## TASK DETAILS
Retype the material word for word.
*** STORED DATA ***
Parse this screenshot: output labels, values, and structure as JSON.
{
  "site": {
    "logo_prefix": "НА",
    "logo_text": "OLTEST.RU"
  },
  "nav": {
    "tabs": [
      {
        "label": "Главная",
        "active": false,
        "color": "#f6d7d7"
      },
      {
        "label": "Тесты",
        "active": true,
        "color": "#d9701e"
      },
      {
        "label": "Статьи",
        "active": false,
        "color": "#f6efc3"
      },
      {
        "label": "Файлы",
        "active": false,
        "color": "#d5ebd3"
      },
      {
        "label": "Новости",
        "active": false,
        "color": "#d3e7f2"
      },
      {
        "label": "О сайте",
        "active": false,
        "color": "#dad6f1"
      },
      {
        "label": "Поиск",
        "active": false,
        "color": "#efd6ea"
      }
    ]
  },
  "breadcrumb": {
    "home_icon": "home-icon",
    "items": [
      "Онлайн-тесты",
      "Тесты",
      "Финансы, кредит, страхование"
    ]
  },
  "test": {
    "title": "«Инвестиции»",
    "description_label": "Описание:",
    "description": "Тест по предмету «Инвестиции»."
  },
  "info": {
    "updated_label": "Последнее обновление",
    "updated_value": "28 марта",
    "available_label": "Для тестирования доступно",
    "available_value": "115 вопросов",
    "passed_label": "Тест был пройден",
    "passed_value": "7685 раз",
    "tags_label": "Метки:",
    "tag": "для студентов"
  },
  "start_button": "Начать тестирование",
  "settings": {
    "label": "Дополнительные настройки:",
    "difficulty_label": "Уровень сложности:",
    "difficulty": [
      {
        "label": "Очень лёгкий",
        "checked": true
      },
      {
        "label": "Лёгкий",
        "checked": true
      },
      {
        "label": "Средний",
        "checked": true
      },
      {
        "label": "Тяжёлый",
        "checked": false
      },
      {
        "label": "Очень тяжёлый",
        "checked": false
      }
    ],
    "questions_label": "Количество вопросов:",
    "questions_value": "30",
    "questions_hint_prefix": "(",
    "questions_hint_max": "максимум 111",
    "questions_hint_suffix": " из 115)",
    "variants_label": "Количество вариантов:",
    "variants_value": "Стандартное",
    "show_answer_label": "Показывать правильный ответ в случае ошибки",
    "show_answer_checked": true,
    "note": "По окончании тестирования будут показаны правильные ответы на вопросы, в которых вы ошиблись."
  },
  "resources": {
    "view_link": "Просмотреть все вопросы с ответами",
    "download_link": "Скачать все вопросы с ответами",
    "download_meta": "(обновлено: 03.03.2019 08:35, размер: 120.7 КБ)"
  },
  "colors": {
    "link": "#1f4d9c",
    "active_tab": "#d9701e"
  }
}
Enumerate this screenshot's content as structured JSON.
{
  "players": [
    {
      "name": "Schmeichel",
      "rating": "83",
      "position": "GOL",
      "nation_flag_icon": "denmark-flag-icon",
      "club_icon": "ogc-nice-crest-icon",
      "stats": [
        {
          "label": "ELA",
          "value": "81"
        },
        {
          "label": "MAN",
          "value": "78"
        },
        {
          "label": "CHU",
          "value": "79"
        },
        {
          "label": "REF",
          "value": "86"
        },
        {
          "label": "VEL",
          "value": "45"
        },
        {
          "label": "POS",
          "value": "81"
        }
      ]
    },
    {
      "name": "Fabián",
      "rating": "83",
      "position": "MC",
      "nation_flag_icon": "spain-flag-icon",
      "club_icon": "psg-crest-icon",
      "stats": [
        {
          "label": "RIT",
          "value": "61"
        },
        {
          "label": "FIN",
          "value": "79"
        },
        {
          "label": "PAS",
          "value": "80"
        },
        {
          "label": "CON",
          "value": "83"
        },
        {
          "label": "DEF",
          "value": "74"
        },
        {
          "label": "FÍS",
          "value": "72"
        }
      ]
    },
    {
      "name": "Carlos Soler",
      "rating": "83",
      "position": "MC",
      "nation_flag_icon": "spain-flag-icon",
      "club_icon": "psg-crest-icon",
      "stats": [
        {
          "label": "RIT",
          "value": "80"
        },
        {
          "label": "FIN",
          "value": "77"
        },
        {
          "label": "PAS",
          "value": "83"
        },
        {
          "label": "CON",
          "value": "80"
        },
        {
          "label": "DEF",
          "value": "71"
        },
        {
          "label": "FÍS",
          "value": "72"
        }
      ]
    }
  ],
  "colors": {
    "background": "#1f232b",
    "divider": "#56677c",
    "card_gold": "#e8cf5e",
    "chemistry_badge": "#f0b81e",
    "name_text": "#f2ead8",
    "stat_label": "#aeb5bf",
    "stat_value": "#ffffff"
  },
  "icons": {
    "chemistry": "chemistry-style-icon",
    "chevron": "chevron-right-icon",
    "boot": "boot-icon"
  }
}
***
## PROBLEM SOLUTION
Parse this screenshot: output labels, values, and structure as JSON.
{
  "site": {
    "logo_prefix": "НА",
    "logo_text": "OLTEST.RU"
  },
  "nav": {
    "tabs": [
      {
        "label": "Главная",
        "active": false,
        "color": "#f6d7d7"
      },
      {
        "label": "Тесты",
        "active": true,
        "color": "#d9701e"
      },
      {
        "label": "Статьи",
        "active": false,
        "color": "#f6efc3"
      },
      {
        "label": "Файлы",
        "active": false,
        "color": "#d5ebd3"
      },
      {
        "label": "Новости",
        "active": false,
        "color": "#d3e7f2"
      },
      {
        "label": "О сайте",
        "active": false,
        "color": "#dad6f1"
      },
      {
        "label": "Поиск",
        "active": false,
        "color": "#efd6ea"
      }
    ]
  },
  "breadcrumb": {
    "home_icon": "home-icon",
    "items": [
      "Онлайн-тесты",
      "Тесты",
      "Финансы, кредит, страхование"
    ]
  },
  "test": {
    "title": "«Инвестиции»",
    "description_label": "Описание:",
    "description": "Тест по предмету «Инвестиции»."
  },
  "info": {
    "updated_label": "Последнее обновление",
    "updated_value": "28 марта",
    "available_label": "Для тестирования доступно",
    "available_value": "115 вопросов",
    "passed_label": "Тест был пройден",
    "passed_value": "7685 раз",
    "tags_label": "Метки:",
    "tag": "для студентов"
  },
  "start_button": "Начать тестирование",
  "settings": {
    "label": "Дополнительные настройки:",
    "difficulty_label": "Уровень сложности:",
    "difficulty": [
      {
        "label": "Очень лёгкий",
        "checked": true
      },
      {
        "label": "Лёгкий",
        "checked": true
      },
      {
        "label": "Средний",
        "checked": true
      },
      {
        "label": "Тяжёлый",
        "checked": false
      },
      {
        "label": "Очень тяжёлый",
        "checked": false
      }
    ],
    "questions_label": "Количество вопросов:",
    "questions_value": "30",
    "questions_hint_prefix": "(",
    "questions_hint_max": "максимум 111",
    "questions_hint_suffix": " из 115)",
    "variants_label": "Количество вариантов:",
    "variants_value": "Стандартное",
    "show_answer_label": "Показывать правильный ответ в случае ошибки",
    "show_answer_checked": true,
    "note": "По окончании тестирования будут показаны правильные ответы на вопросы, в которых вы ошиблись."
  },
  "resources": {
    "view_link": "Просмотреть все вопросы с ответами",
    "download_link": "Скачать все вопросы с ответами",
    "download_meta": "(обновлено: 03.03.2019 08:35, размер: 120.7 КБ)"
  },
  "colors": {
    "link": "#1f4d9c",
    "active_tab": "#d9701e"
  }
}
Enumerate this screenshot's content as structured JSON.
{
  "players": [
    {
      "name": "Schmeichel",
      "rating": "83",
      "position": "GOL",
      "nation_flag_icon": "denmark-flag-icon",
      "club_icon": "ogc-nice-crest-icon",
      "stats": [
        {
          "label": "ELA",
          "value": "81"
        },
        {
          "label": "MAN",
          "value": "78"
        },
        {
          "label": "CHU",
          "value": "79"
        },
        {
          "label": "REF",
          "value": "86"
        },
        {
          "label": "VEL",
          "value": "45"
        },
        {
          "label": "POS",
          "value": "81"
        }
      ]
    },
    {
      "name": "Fabián",
      "rating": "83",
      "position": "MC",
      "nation_flag_icon": "spain-flag-icon",
      "club_icon": "psg-crest-icon",
      "stats": [
        {
          "label": "RIT",
          "value": "61"
        },
        {
          "label": "FIN",
          "value": "79"
        },
        {
          "label": "PAS",
          "value": "80"
        },
        {
          "label": "CON",
          "value": "83"
        },
        {
          "label": "DEF",
          "value": "74"
        },
        {
          "label": "FÍS",
          "value": "72"
        }
      ]
    },
    {
      "name": "Carlos Soler",
      "rating": "83",
      "position": "MC",
      "nation_flag_icon": "spain-flag-icon",
      "club_icon": "psg-crest-icon",
      "stats": [
        {
          "label": "RIT",
          "value": "80"
        },
        {
          "label": "FIN",
          "value": "77"
        },
        {
          "label": "PAS",
          "value": "83"
        },
        {
          "label": "CON",
          "value": "80"
        },
        {
          "label": "DEF",
          "value": "71"
        },
        {
          "label": "FÍS",
          "value": "72"
        }
      ]
    }
  ],
  "colors": {
    "background": "#1f232b",
    "divider": "#56677c",
    "card_gold": "#e8cf5e",
    "chemistry_badge": "#f0b81e",
    "name_text": "#f2ead8",
    "stat_label": "#aeb5bf",
    "stat_value": "#ffffff"
  },
  "icons": {
    "chemistry": "chemistry-style-icon",
    "chevron": "chevron-right-icon",
    "boot": "boot-icon"
  }
}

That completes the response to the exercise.